Lines containing the word "color" should be extracted in full.
══════════
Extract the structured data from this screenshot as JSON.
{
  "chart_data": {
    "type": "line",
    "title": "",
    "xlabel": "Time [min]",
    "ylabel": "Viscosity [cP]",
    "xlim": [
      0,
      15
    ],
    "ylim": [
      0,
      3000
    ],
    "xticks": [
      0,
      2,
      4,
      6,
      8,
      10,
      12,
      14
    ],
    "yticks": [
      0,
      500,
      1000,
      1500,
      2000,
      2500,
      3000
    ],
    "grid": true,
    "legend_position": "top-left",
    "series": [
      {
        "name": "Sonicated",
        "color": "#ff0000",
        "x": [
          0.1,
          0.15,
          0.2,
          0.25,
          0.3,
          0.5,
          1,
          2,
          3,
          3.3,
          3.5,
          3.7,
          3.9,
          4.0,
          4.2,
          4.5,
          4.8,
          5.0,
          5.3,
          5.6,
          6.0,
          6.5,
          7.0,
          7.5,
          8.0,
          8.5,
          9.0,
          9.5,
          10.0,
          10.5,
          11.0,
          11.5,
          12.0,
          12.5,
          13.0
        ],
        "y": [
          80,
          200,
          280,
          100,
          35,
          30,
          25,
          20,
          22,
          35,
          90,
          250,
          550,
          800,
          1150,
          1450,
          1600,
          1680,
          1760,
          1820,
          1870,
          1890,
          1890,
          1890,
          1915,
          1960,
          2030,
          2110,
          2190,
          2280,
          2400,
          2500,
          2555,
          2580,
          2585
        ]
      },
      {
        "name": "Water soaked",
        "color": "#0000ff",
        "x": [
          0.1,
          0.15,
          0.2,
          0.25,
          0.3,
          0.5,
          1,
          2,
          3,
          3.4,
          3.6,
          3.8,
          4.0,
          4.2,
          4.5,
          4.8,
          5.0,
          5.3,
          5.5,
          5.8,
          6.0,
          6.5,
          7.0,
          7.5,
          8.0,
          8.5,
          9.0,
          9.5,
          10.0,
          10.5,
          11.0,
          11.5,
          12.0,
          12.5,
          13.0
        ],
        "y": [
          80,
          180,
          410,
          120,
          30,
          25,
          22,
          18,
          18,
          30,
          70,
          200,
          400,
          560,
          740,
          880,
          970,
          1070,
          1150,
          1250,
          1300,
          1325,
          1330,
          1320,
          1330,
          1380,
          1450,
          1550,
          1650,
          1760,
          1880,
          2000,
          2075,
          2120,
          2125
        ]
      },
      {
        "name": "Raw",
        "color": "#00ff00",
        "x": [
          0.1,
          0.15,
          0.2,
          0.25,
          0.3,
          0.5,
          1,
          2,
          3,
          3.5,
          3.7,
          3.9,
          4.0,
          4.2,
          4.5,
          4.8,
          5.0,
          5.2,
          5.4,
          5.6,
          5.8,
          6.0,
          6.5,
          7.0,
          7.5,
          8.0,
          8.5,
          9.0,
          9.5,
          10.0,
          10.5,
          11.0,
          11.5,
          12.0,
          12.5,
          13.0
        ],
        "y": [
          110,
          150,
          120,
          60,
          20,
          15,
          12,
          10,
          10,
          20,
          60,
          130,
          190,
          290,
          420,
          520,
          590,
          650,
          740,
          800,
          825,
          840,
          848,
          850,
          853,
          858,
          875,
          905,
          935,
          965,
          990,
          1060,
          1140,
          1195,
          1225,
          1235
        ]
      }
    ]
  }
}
══════════
→ Response to this task
        "color": "#ff0000",
        "color": "#0000ff",
        "color": "#00ff00",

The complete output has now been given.